#### [PROVIDED ENTRIES]
————
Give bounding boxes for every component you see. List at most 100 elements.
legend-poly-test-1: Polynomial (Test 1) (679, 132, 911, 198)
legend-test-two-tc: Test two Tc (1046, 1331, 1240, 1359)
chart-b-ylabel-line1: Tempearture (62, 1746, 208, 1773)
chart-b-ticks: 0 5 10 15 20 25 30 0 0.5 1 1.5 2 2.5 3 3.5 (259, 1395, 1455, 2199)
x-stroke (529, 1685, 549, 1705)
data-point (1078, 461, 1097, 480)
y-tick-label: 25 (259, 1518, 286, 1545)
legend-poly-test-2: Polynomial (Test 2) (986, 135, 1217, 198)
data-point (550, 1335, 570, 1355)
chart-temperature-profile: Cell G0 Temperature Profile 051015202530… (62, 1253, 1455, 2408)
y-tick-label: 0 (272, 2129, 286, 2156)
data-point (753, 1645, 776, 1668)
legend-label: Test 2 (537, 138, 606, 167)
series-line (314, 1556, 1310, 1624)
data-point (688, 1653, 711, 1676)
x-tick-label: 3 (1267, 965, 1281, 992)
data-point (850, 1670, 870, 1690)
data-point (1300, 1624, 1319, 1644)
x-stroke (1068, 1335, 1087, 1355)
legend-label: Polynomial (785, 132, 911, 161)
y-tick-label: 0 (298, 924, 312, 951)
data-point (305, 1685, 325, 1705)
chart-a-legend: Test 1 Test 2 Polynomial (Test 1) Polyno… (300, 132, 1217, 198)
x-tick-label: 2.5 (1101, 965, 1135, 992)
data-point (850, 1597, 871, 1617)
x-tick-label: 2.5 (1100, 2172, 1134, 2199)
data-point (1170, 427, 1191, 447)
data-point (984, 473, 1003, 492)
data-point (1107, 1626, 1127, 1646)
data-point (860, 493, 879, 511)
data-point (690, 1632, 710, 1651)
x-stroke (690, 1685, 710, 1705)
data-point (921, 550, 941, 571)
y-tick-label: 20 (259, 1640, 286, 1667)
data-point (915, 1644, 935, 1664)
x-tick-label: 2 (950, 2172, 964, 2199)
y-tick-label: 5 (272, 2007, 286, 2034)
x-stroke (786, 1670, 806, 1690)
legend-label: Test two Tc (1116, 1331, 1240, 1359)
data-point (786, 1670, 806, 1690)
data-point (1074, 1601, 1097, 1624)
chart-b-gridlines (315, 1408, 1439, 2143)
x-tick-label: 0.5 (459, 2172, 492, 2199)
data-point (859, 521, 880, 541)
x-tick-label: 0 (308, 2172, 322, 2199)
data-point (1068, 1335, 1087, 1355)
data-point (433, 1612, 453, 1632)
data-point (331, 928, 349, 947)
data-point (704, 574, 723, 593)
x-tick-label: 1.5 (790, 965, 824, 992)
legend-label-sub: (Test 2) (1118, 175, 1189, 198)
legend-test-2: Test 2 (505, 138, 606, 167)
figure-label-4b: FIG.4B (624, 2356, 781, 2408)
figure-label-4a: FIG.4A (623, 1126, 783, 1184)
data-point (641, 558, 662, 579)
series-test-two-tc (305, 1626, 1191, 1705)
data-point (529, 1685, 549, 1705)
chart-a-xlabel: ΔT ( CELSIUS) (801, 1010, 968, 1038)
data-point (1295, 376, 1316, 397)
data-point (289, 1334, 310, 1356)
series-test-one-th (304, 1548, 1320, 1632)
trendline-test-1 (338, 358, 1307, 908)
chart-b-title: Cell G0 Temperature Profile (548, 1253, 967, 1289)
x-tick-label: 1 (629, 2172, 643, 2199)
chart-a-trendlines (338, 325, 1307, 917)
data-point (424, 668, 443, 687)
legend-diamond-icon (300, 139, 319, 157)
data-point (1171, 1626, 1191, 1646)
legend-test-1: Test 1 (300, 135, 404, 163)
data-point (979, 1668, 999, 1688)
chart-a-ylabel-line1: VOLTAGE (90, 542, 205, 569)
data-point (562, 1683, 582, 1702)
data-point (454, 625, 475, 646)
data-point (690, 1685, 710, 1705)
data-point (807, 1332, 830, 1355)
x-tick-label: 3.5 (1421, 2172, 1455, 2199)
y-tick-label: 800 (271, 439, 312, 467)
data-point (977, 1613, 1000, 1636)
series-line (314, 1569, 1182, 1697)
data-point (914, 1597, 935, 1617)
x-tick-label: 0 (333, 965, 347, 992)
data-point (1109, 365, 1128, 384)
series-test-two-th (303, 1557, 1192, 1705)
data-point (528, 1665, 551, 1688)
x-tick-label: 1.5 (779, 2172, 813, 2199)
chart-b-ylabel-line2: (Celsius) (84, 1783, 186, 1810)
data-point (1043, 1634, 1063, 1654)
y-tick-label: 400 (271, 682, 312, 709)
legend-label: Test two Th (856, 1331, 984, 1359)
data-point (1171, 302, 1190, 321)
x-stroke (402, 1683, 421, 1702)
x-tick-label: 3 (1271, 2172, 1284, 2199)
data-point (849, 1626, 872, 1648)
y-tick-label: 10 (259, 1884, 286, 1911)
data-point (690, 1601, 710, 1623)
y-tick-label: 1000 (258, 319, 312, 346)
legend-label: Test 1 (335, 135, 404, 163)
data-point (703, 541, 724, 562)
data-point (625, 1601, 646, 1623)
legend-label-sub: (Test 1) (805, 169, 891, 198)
————
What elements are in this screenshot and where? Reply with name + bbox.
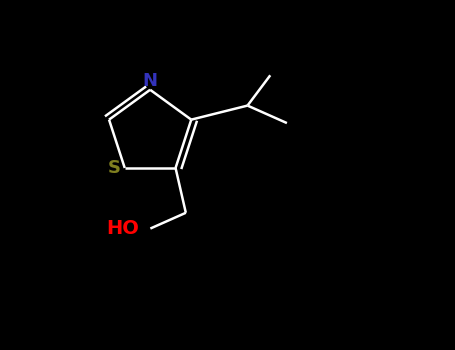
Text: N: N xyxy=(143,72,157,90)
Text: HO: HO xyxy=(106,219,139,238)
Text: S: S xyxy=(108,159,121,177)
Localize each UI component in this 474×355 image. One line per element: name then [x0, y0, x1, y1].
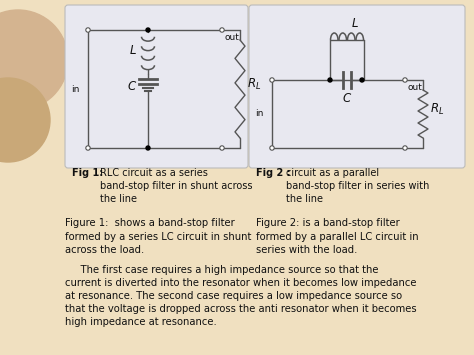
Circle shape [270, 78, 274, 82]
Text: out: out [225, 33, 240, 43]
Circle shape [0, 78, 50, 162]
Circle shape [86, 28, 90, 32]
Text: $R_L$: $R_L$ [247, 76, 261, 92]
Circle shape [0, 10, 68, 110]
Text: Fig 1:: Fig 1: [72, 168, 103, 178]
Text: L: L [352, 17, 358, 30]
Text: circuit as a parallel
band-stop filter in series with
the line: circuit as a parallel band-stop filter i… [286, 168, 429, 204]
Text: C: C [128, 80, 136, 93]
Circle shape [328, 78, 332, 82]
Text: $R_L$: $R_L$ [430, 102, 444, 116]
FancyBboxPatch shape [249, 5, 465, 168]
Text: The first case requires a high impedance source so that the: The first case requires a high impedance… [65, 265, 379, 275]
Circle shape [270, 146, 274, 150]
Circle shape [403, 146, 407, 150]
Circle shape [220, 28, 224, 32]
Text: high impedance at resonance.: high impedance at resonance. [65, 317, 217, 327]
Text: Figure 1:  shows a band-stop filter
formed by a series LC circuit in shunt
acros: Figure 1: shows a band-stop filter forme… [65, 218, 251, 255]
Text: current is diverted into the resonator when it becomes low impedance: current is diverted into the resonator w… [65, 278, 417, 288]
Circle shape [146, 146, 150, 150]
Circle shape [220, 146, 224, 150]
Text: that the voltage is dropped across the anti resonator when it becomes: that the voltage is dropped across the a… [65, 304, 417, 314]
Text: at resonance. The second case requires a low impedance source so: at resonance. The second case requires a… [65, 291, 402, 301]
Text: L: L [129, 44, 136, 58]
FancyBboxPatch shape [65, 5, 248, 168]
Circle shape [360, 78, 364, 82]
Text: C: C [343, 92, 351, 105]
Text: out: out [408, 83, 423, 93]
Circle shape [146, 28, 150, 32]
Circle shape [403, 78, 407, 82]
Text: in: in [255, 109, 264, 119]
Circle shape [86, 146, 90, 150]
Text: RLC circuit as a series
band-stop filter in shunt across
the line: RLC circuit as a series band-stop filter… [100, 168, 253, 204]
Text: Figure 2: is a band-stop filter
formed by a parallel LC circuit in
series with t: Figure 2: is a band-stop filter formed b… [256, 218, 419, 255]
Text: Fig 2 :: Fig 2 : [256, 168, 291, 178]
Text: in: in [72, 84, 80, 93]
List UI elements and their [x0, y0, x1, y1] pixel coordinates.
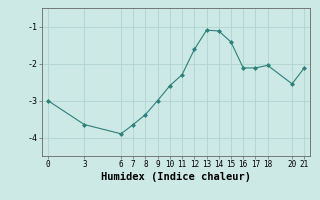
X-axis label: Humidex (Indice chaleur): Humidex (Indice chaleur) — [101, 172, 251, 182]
————
#### [WHAT IS NEEDED]
Reproduce verbatim the lines of the records running from the one containing "Give bounding boxes" through the one containing "chart-a-legend: Test 1", both of these lines included.

#### [ANSWER BELOW]
Give bounding boxes for every component you see. List at most 100 elements.
legend-poly-test-1: Polynomial (Test 1) (679, 132, 911, 198)
legend-test-two-tc: Test two Tc (1046, 1331, 1240, 1359)
chart-b-ylabel-line1: Tempearture (62, 1746, 208, 1773)
chart-b-ticks: 0 5 10 15 20 25 30 0 0.5 1 1.5 2 2.5 3 3.5 (259, 1395, 1455, 2199)
x-stroke (529, 1685, 549, 1705)
data-point (1078, 461, 1097, 480)
y-tick-label: 25 (259, 1518, 286, 1545)
legend-poly-test-2: Polynomial (Test 2) (986, 135, 1217, 198)
data-point (550, 1335, 570, 1355)
chart-temperature-profile: Cell G0 Temperature Profile 051015202530… (62, 1253, 1455, 2408)
y-tick-label: 0 (272, 2129, 286, 2156)
data-point (753, 1645, 776, 1668)
legend-label: Test 2 (537, 138, 606, 167)
series-line (314, 1556, 1310, 1624)
data-point (688, 1653, 711, 1676)
x-tick-label: 3 (1267, 965, 1281, 992)
data-point (850, 1670, 870, 1690)
data-point (1300, 1624, 1319, 1644)
x-stroke (1068, 1335, 1087, 1355)
legend-label: Polynomial (785, 132, 911, 161)
y-tick-label: 0 (298, 924, 312, 951)
data-point (305, 1685, 325, 1705)
chart-a-legend: Test 1 Test 2 Polynomial (Test 1) Polyno… (300, 132, 1217, 198)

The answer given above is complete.